Figure content listings
┄┄┄┄┄┄┄┄┄┄
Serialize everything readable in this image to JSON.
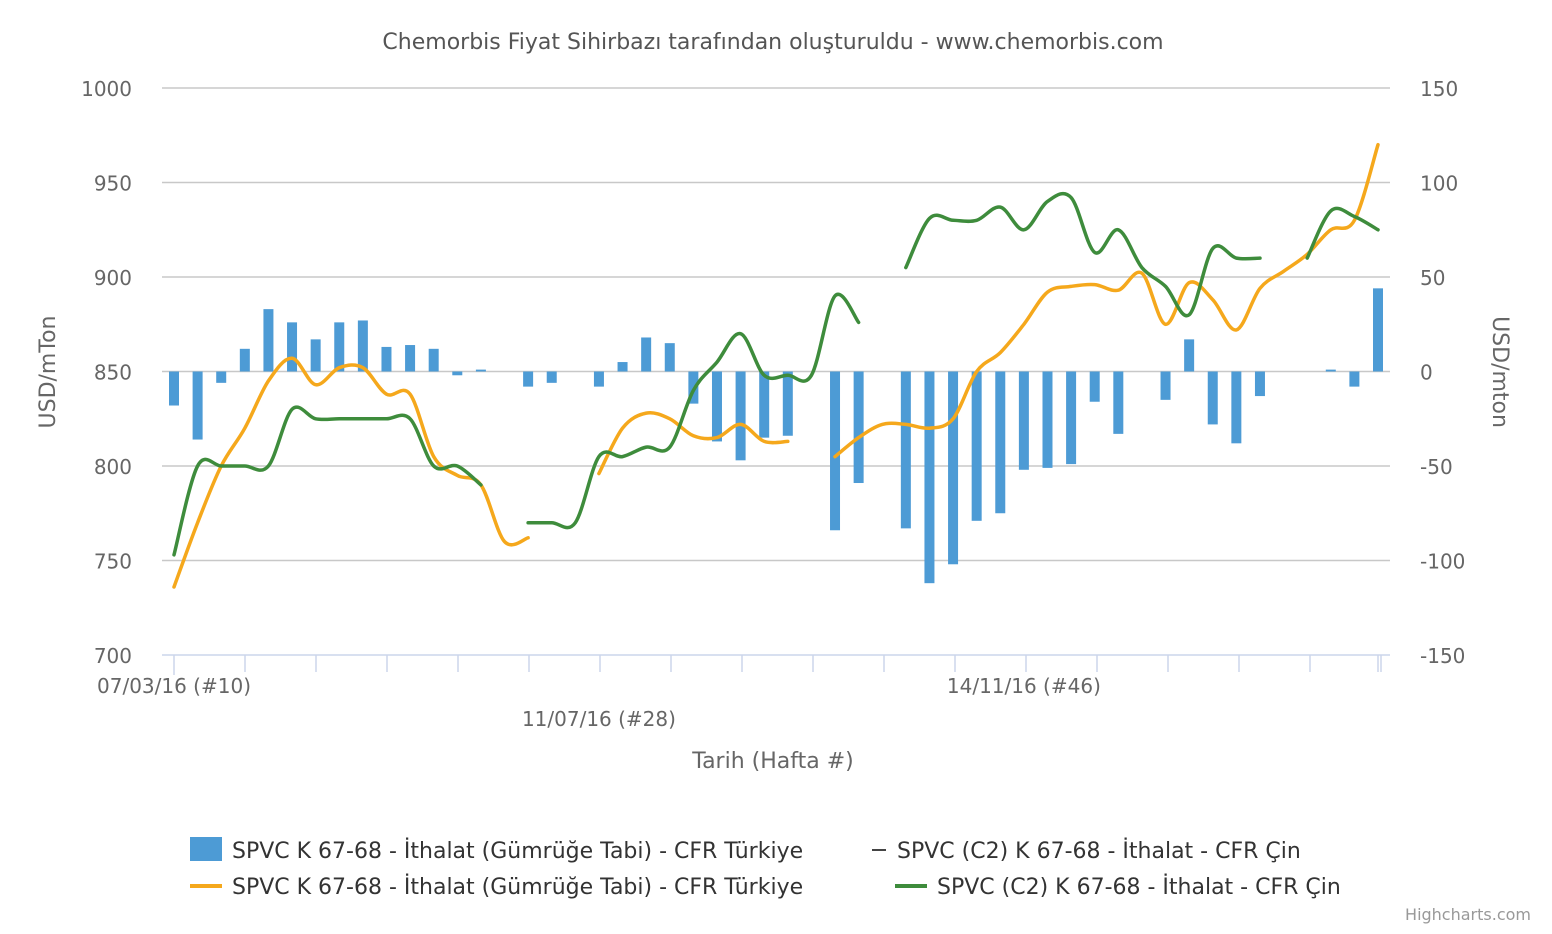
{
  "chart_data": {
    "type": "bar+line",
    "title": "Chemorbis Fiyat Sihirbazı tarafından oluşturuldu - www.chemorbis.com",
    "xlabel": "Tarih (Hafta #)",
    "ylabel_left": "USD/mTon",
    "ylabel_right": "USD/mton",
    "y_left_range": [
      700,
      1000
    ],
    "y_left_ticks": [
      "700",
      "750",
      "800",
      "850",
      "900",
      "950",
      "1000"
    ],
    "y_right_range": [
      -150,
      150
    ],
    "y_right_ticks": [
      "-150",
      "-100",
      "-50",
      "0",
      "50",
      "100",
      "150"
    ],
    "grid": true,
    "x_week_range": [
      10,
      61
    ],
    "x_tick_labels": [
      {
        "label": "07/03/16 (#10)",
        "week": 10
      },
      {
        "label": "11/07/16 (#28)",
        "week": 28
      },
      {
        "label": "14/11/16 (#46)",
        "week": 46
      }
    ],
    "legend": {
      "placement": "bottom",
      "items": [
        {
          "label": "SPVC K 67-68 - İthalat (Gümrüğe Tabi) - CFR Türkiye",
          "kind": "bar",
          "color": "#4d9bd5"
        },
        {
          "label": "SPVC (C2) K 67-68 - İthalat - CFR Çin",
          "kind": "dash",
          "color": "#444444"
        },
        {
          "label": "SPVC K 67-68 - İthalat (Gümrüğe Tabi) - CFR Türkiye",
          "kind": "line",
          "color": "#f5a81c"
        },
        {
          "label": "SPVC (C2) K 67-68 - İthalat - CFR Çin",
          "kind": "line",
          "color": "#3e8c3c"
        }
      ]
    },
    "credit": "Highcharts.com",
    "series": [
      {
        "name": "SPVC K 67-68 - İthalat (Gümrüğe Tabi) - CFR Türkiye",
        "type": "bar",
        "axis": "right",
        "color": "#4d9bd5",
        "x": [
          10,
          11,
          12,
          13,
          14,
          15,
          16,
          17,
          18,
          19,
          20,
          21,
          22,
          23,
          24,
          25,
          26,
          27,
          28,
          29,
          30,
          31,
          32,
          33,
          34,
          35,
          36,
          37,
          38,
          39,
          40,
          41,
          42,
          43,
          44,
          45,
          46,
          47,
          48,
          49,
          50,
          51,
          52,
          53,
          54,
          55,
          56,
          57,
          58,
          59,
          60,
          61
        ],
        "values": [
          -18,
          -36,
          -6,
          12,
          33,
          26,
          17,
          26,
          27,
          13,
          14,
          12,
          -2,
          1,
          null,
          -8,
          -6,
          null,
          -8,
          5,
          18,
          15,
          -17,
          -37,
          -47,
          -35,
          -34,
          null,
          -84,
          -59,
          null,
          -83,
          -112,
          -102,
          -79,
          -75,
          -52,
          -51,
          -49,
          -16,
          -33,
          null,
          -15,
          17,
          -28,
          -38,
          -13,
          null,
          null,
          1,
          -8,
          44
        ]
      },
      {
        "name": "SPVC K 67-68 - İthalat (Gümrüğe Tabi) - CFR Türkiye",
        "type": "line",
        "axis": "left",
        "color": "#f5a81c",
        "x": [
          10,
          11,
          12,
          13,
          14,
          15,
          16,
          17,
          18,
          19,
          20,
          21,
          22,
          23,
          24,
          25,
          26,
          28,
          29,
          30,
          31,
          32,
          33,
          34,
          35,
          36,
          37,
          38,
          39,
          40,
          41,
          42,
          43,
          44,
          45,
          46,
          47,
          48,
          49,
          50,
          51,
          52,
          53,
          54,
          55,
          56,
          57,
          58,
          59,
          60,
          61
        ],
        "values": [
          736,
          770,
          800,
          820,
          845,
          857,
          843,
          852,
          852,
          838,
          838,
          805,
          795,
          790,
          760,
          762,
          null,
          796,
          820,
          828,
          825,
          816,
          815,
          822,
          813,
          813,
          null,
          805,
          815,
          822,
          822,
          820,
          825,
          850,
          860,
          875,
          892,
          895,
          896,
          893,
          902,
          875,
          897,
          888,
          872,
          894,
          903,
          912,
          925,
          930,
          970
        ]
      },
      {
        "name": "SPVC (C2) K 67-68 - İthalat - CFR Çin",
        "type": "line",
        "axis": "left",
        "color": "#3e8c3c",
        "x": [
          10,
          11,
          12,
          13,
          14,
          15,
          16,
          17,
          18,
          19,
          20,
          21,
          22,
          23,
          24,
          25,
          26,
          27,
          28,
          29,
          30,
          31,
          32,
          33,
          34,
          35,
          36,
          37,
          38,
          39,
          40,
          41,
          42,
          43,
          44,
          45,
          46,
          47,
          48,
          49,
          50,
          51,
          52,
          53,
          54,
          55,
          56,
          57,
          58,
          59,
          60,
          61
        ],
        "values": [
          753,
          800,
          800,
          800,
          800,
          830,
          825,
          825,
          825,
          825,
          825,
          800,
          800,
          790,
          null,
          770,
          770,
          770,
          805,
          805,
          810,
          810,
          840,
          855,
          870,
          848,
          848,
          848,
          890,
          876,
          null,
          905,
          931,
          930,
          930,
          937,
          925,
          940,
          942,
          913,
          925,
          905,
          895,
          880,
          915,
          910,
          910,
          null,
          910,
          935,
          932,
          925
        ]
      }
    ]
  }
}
┄┄┄┄┄┄┄┄┄┄
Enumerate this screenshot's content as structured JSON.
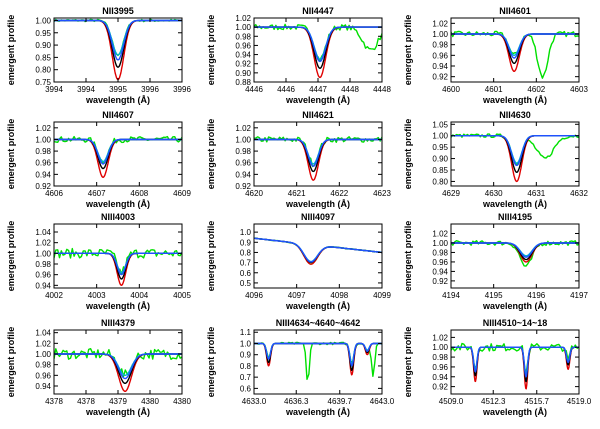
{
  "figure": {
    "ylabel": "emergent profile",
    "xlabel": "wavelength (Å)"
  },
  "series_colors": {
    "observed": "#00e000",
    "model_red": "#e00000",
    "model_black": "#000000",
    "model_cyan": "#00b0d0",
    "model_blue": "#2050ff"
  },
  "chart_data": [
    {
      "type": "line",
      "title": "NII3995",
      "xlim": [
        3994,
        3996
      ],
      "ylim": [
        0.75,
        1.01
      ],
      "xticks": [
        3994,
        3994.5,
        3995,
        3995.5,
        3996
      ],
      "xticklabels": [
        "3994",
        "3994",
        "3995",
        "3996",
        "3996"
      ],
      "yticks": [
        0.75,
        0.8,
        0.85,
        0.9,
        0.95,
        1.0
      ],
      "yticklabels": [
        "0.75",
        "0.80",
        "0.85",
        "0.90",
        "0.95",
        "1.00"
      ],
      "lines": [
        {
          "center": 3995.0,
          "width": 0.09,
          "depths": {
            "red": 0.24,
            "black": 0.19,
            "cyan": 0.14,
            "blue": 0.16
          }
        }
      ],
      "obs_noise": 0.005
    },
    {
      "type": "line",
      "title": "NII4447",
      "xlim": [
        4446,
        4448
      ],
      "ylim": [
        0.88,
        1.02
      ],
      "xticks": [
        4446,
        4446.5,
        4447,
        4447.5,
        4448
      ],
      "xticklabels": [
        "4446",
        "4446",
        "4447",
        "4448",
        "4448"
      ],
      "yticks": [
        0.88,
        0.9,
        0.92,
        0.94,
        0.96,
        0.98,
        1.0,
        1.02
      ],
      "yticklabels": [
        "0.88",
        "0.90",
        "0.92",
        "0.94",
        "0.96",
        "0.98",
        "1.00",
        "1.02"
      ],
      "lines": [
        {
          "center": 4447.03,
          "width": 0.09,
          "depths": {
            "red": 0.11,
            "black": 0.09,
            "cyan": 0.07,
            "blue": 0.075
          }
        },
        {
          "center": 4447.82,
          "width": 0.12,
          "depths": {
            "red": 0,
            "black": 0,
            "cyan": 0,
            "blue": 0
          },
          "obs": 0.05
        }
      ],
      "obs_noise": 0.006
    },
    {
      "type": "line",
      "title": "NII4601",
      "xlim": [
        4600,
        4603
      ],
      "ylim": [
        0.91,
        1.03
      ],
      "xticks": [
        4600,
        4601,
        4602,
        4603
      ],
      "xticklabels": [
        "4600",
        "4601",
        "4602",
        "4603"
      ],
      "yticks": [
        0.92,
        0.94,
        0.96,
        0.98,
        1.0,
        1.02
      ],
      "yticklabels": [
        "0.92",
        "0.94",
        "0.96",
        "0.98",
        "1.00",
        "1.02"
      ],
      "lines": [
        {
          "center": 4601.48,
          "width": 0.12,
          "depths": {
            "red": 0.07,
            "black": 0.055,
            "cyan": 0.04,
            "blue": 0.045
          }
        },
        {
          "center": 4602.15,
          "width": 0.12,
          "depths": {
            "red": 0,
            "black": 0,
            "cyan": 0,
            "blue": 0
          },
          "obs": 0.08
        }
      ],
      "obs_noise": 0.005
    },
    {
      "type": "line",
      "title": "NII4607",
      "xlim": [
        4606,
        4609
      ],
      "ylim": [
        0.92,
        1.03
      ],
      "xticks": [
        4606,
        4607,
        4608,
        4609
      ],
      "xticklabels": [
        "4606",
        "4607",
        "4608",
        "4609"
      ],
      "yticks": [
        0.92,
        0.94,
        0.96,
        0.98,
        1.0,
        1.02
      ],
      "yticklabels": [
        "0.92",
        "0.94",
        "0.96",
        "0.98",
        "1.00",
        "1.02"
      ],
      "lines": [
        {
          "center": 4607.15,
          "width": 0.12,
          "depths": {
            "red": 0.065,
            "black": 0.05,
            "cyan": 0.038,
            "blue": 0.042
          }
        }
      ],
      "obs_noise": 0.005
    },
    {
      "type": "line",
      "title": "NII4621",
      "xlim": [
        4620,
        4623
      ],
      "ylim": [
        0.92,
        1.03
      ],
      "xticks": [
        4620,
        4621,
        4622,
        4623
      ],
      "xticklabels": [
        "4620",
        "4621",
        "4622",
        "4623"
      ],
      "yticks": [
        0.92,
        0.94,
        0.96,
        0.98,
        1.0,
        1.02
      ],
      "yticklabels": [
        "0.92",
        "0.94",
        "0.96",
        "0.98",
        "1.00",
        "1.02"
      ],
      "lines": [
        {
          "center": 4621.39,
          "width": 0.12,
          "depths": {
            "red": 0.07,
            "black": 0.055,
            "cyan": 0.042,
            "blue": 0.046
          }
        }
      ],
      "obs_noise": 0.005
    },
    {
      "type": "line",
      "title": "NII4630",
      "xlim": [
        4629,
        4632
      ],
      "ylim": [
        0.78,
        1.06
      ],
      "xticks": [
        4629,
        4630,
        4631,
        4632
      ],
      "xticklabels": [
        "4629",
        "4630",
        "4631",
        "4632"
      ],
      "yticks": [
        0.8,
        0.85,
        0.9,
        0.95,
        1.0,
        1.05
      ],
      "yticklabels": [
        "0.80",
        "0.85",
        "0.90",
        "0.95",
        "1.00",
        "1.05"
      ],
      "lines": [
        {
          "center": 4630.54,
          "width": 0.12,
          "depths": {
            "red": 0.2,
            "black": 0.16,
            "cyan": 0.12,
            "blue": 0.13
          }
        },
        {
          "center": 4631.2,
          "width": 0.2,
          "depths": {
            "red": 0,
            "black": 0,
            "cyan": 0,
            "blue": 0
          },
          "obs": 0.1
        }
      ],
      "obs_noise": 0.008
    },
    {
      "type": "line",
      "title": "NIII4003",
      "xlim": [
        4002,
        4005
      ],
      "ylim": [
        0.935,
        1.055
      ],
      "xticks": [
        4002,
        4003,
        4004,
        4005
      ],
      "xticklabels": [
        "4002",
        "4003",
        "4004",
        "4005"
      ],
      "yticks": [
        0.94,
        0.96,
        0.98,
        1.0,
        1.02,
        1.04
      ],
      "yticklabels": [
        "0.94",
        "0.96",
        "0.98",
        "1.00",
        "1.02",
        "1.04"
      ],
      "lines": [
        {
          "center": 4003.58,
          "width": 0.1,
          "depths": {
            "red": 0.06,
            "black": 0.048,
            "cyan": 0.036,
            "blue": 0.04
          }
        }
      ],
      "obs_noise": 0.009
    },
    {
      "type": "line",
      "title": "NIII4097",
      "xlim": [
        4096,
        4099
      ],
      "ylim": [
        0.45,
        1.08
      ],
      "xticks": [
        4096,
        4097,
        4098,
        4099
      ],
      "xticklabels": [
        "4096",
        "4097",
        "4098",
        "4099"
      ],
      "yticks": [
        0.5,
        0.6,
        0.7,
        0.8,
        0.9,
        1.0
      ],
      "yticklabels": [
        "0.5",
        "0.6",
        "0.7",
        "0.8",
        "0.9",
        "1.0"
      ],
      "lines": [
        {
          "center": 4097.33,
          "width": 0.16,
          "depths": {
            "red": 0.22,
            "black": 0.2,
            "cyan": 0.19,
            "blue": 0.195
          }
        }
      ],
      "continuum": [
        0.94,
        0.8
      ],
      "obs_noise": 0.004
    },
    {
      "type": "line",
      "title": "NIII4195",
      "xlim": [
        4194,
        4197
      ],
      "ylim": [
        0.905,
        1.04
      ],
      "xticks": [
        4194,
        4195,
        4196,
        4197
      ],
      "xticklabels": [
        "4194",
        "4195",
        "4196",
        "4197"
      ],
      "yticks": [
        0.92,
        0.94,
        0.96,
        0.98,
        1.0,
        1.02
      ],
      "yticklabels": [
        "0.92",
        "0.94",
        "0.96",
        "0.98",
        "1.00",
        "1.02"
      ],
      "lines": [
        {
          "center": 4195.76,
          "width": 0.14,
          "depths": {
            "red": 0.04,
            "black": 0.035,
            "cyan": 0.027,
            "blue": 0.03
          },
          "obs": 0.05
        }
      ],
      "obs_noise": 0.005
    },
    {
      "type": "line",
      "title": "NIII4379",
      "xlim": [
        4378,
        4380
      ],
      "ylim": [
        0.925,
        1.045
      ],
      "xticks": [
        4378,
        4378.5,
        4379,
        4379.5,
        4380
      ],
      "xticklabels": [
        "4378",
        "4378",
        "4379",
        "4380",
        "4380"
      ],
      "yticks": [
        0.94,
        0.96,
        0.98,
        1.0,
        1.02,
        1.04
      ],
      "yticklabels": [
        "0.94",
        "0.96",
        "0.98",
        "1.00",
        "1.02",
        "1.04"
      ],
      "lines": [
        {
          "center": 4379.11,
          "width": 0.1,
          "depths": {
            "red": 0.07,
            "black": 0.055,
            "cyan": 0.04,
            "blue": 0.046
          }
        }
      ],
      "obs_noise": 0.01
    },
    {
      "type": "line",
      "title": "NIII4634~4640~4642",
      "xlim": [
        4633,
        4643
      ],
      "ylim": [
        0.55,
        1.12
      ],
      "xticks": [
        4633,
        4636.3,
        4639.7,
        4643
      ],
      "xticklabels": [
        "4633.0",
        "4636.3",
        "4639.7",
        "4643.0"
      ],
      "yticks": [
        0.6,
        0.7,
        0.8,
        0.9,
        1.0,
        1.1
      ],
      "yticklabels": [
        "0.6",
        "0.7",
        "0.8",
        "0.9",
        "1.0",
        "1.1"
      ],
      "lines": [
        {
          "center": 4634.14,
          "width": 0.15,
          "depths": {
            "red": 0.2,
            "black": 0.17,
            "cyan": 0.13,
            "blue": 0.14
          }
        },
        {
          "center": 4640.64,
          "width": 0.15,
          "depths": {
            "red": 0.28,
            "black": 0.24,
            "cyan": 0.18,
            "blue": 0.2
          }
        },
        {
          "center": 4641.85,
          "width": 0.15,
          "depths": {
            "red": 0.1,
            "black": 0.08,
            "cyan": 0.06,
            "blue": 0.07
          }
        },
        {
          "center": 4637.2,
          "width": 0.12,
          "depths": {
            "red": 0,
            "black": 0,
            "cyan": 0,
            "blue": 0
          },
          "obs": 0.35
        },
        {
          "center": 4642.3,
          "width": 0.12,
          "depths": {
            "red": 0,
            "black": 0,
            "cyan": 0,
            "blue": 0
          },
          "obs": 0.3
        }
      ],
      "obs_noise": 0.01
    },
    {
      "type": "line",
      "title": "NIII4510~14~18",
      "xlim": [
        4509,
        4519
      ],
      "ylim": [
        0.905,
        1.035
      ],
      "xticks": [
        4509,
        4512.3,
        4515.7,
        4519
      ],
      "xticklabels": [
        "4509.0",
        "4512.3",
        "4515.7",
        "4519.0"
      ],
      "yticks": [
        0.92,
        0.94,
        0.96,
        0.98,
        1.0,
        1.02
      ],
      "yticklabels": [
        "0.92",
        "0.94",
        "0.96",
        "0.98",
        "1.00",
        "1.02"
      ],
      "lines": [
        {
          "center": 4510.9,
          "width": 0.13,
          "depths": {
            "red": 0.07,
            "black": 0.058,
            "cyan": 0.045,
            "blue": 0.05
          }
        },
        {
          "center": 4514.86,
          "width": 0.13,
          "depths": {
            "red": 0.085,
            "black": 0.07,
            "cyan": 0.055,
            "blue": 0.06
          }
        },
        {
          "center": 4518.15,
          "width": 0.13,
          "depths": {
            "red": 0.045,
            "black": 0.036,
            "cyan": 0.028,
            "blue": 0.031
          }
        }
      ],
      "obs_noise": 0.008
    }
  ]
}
┄┄┄┄┄┄┄┄┄┄
» TASK DIRECTIONS:
Pull out each line holding the string "kind".

» RESPONSE:
          "kind": "bar",
          "kind": "dash",
          "kind": "line",
          "kind": "line",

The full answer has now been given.